> _ENTRIES PROVIDED_
━━━━━━━━━━━━━━━━━━━━━━━━━━━━━━

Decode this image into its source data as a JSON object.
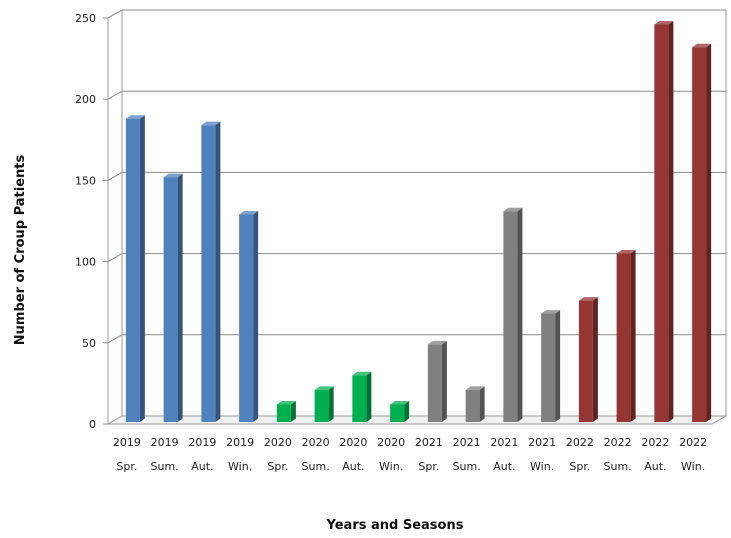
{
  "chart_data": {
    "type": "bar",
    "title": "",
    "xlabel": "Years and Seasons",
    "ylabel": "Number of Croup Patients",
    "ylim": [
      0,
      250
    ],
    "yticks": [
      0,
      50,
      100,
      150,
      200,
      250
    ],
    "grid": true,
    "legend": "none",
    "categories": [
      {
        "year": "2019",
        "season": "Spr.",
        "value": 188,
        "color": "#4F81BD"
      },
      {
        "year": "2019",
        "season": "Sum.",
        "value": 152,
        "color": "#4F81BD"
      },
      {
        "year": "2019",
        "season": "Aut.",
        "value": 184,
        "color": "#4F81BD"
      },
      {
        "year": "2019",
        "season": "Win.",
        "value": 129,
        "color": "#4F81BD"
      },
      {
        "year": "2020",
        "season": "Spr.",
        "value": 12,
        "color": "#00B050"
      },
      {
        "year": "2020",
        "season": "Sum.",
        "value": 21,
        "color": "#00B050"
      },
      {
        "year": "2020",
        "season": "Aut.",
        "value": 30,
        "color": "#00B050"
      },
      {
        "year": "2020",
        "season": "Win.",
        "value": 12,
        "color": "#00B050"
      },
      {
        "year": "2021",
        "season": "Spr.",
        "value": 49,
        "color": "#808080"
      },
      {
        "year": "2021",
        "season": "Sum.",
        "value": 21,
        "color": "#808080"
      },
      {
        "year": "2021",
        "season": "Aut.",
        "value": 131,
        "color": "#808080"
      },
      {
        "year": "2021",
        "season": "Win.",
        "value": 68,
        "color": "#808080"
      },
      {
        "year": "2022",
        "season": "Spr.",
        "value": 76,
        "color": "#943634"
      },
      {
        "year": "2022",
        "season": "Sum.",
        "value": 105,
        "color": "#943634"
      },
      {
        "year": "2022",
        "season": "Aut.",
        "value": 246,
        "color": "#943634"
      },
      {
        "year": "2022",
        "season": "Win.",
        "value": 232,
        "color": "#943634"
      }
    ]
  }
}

━━━━━━━━━━━━━━━━━━━━━━━━━━━━━━

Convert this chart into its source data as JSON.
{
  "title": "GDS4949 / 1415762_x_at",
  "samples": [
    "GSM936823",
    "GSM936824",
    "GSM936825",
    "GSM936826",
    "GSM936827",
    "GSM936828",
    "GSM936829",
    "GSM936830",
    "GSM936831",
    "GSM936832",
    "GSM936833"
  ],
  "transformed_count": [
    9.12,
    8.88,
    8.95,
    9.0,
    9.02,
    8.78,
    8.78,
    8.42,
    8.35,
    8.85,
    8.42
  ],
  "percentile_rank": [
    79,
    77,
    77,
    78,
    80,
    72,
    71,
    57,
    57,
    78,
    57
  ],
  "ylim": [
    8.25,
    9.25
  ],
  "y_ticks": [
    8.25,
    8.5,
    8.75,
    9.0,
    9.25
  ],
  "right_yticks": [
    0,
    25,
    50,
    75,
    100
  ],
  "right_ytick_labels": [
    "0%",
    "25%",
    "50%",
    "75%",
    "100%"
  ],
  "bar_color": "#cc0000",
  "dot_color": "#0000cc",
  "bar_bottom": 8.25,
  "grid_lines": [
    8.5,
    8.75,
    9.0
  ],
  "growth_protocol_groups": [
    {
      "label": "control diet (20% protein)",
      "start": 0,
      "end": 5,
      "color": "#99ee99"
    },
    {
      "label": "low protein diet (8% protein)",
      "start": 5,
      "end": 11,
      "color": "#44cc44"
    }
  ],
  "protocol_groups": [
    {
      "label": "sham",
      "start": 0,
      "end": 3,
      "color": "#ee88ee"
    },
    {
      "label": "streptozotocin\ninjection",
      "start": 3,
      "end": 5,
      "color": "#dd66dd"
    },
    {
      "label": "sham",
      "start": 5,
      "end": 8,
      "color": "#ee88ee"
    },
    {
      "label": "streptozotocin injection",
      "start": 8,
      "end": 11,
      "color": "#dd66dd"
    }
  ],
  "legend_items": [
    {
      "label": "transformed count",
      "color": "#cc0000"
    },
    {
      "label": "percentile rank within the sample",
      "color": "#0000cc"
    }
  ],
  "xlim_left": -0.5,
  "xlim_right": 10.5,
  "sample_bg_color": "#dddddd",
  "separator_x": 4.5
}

━━━━━━━━━━━━━━━━━━━━━━━━━━━━━━

> _EXERCISE INSTRUCTIONS_
In the records above, some lines may contain the word "streptozotocin"; copy every one of them.

> _OUTPUT OF THE TASK_
      "label": "streptozotocin\ninjection",
      "label": "streptozotocin injection",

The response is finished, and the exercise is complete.